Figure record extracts
::::
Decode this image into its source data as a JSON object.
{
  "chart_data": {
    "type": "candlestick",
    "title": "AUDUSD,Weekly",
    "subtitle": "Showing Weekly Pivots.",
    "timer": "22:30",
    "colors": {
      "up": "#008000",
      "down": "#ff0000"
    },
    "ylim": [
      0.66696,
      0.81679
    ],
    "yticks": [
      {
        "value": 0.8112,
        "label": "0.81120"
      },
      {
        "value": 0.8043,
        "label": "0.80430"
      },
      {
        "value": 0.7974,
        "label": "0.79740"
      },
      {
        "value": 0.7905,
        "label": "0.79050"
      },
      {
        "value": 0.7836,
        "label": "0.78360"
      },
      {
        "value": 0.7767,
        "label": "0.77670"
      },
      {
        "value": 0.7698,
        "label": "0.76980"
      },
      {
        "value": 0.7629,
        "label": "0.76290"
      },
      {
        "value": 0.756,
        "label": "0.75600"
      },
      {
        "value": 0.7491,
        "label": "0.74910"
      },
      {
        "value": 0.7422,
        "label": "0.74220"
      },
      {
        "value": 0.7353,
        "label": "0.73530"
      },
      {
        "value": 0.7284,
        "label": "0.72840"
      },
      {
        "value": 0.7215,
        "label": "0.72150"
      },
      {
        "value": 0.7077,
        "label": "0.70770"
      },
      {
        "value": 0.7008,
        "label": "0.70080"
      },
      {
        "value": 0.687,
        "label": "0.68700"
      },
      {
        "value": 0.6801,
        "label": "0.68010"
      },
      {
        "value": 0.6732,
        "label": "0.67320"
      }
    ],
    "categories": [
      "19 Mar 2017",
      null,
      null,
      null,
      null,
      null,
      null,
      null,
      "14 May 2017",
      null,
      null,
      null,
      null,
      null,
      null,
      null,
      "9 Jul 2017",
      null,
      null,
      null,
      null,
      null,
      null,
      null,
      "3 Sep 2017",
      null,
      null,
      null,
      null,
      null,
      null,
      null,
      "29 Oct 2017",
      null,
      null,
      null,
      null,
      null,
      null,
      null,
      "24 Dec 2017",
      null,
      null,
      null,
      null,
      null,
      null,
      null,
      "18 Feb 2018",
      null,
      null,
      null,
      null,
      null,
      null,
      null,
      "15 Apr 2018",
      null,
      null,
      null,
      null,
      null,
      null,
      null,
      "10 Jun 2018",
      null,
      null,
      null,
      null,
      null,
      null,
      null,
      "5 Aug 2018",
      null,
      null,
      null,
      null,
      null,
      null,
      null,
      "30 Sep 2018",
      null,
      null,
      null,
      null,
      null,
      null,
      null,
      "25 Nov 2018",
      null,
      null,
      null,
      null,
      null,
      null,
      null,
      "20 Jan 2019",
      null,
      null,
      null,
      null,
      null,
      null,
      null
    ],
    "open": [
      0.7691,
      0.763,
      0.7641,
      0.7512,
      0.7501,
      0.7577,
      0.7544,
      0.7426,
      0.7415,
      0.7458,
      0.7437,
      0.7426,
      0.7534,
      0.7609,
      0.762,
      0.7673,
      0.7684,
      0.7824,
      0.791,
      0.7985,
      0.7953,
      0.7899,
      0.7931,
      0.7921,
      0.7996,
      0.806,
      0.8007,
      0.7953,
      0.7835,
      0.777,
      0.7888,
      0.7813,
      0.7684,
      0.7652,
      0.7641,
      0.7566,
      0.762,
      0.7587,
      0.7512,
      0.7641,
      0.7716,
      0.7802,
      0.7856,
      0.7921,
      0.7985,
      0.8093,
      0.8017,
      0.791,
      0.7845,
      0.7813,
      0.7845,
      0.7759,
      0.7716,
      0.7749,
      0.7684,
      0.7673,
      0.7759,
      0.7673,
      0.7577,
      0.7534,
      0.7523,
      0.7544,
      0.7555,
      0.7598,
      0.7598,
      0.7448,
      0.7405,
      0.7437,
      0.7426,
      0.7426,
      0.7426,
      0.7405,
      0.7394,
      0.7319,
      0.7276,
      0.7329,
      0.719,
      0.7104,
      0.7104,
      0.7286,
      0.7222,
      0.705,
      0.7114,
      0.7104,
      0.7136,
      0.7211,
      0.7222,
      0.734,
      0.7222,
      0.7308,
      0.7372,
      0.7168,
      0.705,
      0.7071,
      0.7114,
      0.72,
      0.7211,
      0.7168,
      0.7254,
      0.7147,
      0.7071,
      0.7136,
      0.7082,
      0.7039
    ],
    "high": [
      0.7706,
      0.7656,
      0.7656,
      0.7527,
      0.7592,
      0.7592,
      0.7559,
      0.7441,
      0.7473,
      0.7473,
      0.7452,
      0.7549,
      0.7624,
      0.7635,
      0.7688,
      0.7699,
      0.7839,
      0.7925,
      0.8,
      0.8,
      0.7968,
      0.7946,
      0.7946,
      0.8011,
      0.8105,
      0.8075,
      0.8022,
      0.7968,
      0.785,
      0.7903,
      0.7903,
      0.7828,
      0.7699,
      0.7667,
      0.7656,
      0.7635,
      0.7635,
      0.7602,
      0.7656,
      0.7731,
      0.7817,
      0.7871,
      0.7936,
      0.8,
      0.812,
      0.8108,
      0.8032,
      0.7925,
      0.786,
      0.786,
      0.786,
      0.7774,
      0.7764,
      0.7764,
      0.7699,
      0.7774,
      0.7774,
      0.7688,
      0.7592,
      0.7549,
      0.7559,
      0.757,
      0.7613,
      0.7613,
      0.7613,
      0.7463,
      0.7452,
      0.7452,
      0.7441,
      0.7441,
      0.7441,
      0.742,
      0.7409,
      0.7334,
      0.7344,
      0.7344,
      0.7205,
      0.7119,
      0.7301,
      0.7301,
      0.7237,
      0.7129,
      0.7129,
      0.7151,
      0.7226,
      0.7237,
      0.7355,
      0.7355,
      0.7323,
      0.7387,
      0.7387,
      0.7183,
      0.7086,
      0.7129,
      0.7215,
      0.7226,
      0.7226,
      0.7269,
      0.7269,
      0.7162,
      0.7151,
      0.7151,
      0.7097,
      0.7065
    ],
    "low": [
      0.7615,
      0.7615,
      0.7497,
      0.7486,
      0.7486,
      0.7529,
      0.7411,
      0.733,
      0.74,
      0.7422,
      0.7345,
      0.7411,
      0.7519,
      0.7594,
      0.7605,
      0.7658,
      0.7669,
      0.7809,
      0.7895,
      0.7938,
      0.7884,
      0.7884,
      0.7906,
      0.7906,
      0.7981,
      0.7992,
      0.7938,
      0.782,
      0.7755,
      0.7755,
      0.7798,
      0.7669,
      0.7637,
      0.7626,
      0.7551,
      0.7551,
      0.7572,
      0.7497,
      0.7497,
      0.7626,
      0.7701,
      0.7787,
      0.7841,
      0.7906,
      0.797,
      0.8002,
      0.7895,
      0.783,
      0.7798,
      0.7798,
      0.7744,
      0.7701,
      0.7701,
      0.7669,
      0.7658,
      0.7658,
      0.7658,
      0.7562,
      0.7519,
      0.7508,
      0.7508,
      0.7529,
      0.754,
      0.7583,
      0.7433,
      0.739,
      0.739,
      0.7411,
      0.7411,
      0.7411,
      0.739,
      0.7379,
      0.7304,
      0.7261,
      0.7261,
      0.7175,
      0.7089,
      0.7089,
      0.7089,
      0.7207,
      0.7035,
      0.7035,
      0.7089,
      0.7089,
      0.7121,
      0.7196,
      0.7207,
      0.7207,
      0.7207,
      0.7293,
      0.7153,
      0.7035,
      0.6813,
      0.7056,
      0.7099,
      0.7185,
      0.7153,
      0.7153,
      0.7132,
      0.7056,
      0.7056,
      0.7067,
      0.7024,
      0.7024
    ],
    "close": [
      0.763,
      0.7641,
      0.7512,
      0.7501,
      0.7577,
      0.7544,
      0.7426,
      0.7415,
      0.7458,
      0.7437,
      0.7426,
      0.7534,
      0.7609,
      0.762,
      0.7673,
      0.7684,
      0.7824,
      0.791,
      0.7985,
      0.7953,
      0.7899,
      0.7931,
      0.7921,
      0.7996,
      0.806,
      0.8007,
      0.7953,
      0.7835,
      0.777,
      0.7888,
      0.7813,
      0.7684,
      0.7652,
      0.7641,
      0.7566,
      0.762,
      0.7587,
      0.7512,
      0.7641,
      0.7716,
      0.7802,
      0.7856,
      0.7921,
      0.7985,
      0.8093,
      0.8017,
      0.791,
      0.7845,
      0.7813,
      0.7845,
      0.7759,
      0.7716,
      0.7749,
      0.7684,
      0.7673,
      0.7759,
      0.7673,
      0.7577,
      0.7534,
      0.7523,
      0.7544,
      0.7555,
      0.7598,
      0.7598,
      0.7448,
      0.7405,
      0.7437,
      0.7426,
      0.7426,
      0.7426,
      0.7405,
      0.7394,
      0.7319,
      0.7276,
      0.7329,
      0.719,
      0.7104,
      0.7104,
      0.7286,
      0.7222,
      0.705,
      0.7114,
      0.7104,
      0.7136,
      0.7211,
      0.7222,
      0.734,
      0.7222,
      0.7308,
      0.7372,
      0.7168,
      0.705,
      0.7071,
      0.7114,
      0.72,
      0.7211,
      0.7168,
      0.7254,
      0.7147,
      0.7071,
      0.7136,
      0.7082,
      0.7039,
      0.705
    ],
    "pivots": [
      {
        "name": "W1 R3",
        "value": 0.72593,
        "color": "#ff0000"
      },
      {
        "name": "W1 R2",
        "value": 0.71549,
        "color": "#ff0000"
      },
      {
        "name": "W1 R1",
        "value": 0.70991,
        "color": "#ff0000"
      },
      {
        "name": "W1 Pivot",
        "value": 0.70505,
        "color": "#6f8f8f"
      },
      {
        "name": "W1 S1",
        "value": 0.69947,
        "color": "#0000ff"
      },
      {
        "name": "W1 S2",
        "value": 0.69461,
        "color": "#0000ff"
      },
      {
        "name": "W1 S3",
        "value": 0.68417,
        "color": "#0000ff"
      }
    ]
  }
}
::::
● **Exercise aim**
Pull every line holding "Weekly" out of the records.

● **Correct output**
    "title": "AUDUSD,Weekly",
    "subtitle": "Showing Weekly Pivots.",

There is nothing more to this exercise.